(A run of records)
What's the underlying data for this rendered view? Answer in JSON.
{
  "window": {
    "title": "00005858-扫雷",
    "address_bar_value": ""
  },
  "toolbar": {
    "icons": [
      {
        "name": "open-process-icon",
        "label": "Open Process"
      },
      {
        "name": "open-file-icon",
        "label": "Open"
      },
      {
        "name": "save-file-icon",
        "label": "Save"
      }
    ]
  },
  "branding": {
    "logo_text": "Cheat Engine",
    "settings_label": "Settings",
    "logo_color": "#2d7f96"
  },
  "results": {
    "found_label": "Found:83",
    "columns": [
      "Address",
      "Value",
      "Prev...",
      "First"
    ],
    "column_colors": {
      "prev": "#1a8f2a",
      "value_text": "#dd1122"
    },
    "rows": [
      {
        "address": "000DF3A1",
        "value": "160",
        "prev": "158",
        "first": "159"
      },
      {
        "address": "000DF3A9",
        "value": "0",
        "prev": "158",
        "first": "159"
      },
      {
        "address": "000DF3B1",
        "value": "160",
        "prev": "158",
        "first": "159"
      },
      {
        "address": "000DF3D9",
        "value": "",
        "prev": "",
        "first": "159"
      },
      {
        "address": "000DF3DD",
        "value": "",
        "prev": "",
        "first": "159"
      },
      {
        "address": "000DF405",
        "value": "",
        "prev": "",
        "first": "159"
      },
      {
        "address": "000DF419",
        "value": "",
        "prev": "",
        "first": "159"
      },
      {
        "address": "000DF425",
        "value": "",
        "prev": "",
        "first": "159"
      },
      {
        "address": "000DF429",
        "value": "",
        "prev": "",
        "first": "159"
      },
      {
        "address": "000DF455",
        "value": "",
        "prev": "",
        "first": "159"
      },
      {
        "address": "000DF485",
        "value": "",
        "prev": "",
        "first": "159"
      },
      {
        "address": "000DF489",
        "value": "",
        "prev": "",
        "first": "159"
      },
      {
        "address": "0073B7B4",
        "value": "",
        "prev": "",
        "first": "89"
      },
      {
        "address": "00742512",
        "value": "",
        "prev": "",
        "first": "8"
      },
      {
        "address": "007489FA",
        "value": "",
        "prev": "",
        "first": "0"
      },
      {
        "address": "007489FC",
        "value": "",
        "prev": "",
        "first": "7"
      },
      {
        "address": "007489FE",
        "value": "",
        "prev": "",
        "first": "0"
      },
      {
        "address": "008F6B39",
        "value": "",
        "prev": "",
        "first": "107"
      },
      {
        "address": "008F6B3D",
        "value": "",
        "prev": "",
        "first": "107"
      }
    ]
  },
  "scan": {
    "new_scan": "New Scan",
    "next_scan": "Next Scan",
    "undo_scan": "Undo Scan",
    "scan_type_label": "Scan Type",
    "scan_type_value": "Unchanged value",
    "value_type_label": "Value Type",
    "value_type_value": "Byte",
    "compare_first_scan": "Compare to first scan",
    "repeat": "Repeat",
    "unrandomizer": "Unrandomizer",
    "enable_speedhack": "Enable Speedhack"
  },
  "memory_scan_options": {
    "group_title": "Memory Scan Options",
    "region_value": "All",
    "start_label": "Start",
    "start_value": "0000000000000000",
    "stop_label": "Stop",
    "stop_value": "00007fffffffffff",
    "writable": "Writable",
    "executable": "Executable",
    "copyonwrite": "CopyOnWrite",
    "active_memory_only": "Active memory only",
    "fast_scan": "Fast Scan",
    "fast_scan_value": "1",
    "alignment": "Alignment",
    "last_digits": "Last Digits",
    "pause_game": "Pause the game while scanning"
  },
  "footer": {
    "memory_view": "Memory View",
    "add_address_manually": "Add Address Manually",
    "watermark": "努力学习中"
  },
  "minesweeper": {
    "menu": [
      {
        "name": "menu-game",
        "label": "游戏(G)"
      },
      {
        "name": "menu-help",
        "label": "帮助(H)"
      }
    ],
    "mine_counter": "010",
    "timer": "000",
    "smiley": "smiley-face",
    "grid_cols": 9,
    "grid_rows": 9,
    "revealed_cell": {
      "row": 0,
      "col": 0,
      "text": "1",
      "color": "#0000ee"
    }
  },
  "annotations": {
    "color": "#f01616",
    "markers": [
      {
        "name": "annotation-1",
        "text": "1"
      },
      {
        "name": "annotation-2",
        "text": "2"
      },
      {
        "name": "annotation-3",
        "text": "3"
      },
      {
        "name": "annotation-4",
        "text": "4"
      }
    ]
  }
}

◆ EXERCISE DIRECTIONS
From the records above, extract every entry exactly as given.

◆ ANSWER FOR THIS EXERCISE
What's the underlying data for this rendered view? Answer in JSON.
{
  "window": {
    "title": "00005858-扫雷",
    "address_bar_value": ""
  },
  "toolbar": {
    "icons": [
      {
        "name": "open-process-icon",
        "label": "Open Process"
      },
      {
        "name": "open-file-icon",
        "label": "Open"
      },
      {
        "name": "save-file-icon",
        "label": "Save"
      }
    ]
  },
  "branding": {
    "logo_text": "Cheat Engine",
    "settings_label": "Settings",
    "logo_color": "#2d7f96"
  },
  "results": {
    "found_label": "Found:83",
    "columns": [
      "Address",
      "Value",
      "Prev...",
      "First"
    ],
    "column_colors": {
      "prev": "#1a8f2a",
      "value_text": "#dd1122"
    },
    "rows": [
      {
        "address": "000DF3A1",
        "value": "160",
        "prev": "158",
        "first": "159"
      },
      {
        "address": "000DF3A9",
        "value": "0",
        "prev": "158",
        "first": "159"
      },
      {
        "address": "000DF3B1",
        "value": "160",
        "prev": "158",
        "first": "159"
      },
      {
        "address": "000DF3D9",
        "value": "",
        "prev": "",
        "first": "159"
      },
      {
        "address": "000DF3DD",
        "value": "",
        "prev": "",
        "first": "159"
      },
      {
        "address": "000DF405",
        "value": "",
        "prev": "",
        "first": "159"
      },
      {
        "address": "000DF419",
        "value": "",
        "prev": "",
        "first": "159"
      },
      {
        "address": "000DF425",
        "value": "",
        "prev": "",
        "first": "159"
      },
      {
        "address": "000DF429",
        "value": "",
        "prev": "",
        "first": "159"
      },
      {
        "address": "000DF455",
        "value": "",
        "prev": "",
        "first": "159"
      },
      {
        "address": "000DF485",
        "value": "",
        "prev": "",
        "first": "159"
      },
      {
        "address": "000DF489",
        "value": "",
        "prev": "",
        "first": "159"
      },
      {
        "address": "0073B7B4",
        "value": "",
        "prev": "",
        "first": "89"
      },
      {
        "address": "00742512",
        "value": "",
        "prev": "",
        "first": "8"
      },
      {
        "address": "007489FA",
        "value": "",
        "prev": "",
        "first": "0"
      },
      {
        "address": "007489FC",
        "value": "",
        "prev": "",
        "first": "7"
      },
      {
        "address": "007489FE",
        "value": "",
        "prev": "",
        "first": "0"
      },
      {
        "address": "008F6B39",
        "value": "",
        "prev": "",
        "first": "107"
      },
      {
        "address": "008F6B3D",
        "value": "",
        "prev": "",
        "first": "107"
      }
    ]
  },
  "scan": {
    "new_scan": "New Scan",
    "next_scan": "Next Scan",
    "undo_scan": "Undo Scan",
    "scan_type_label": "Scan Type",
    "scan_type_value": "Unchanged value",
    "value_type_label": "Value Type",
    "value_type_value": "Byte",
    "compare_first_scan": "Compare to first scan",
    "repeat": "Repeat",
    "unrandomizer": "Unrandomizer",
    "enable_speedhack": "Enable Speedhack"
  },
  "memory_scan_options": {
    "group_title": "Memory Scan Options",
    "region_value": "All",
    "start_label": "Start",
    "start_value": "0000000000000000",
    "stop_label": "Stop",
    "stop_value": "00007fffffffffff",
    "writable": "Writable",
    "executable": "Executable",
    "copyonwrite": "CopyOnWrite",
    "active_memory_only": "Active memory only",
    "fast_scan": "Fast Scan",
    "fast_scan_value": "1",
    "alignment": "Alignment",
    "last_digits": "Last Digits",
    "pause_game": "Pause the game while scanning"
  },
  "footer": {
    "memory_view": "Memory View",
    "add_address_manually": "Add Address Manually",
    "watermark": "努力学习中"
  },
  "minesweeper": {
    "menu": [
      {
        "name": "menu-game",
        "label": "游戏(G)"
      },
      {
        "name": "menu-help",
        "label": "帮助(H)"
      }
    ],
    "mine_counter": "010",
    "timer": "000",
    "smiley": "smiley-face",
    "grid_cols": 9,
    "grid_rows": 9,
    "revealed_cell": {
      "row": 0,
      "col": 0,
      "text": "1",
      "color": "#0000ee"
    }
  },
  "annotations": {
    "color": "#f01616",
    "markers": [
      {
        "name": "annotation-1",
        "text": "1"
      },
      {
        "name": "annotation-2",
        "text": "2"
      },
      {
        "name": "annotation-3",
        "text": "3"
      },
      {
        "name": "annotation-4",
        "text": "4"
      }
    ]
  }
}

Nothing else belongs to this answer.